Recorded data
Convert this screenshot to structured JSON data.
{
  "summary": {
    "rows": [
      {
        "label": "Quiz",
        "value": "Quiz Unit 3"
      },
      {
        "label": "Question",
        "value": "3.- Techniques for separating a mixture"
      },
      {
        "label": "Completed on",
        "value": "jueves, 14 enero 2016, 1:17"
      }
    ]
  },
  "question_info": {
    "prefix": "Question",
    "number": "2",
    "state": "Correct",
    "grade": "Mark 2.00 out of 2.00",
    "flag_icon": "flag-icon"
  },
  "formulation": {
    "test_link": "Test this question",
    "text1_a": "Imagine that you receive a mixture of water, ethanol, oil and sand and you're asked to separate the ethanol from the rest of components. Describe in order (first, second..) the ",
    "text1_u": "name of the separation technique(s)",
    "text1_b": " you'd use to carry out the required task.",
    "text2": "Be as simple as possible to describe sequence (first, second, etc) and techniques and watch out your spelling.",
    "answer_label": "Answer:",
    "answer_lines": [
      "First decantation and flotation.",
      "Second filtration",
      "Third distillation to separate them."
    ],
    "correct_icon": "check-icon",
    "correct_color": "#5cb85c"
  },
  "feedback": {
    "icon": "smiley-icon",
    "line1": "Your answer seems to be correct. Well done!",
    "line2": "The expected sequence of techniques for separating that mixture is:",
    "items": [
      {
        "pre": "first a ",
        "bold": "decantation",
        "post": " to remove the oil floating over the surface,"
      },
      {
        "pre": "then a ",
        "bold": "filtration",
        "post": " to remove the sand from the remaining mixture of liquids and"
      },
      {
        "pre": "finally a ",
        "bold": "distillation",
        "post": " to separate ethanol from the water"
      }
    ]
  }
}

* Exercise brief:
All the entries above need to be reproduced exactly.

* Answer for this exercise:
Convert this screenshot to structured JSON data.
{
  "summary": {
    "rows": [
      {
        "label": "Quiz",
        "value": "Quiz Unit 3"
      },
      {
        "label": "Question",
        "value": "3.- Techniques for separating a mixture"
      },
      {
        "label": "Completed on",
        "value": "jueves, 14 enero 2016, 1:17"
      }
    ]
  },
  "question_info": {
    "prefix": "Question",
    "number": "2",
    "state": "Correct",
    "grade": "Mark 2.00 out of 2.00",
    "flag_icon": "flag-icon"
  },
  "formulation": {
    "test_link": "Test this question",
    "text1_a": "Imagine that you receive a mixture of water, ethanol, oil and sand and you're asked to separate the ethanol from the rest of components. Describe in order (first, second..) the ",
    "text1_u": "name of the separation technique(s)",
    "text1_b": " you'd use to carry out the required task.",
    "text2": "Be as simple as possible to describe sequence (first, second, etc) and techniques and watch out your spelling.",
    "answer_label": "Answer:",
    "answer_lines": [
      "First decantation and flotation.",
      "Second filtration",
      "Third distillation to separate them."
    ],
    "correct_icon": "check-icon",
    "correct_color": "#5cb85c"
  },
  "feedback": {
    "icon": "smiley-icon",
    "line1": "Your answer seems to be correct. Well done!",
    "line2": "The expected sequence of techniques for separating that mixture is:",
    "items": [
      {
        "pre": "first a ",
        "bold": "decantation",
        "post": " to remove the oil floating over the surface,"
      },
      {
        "pre": "then a ",
        "bold": "filtration",
        "post": " to remove the sand from the remaining mixture of liquids and"
      },
      {
        "pre": "finally a ",
        "bold": "distillation",
        "post": " to separate ethanol from the water"
      }
    ]
  }
}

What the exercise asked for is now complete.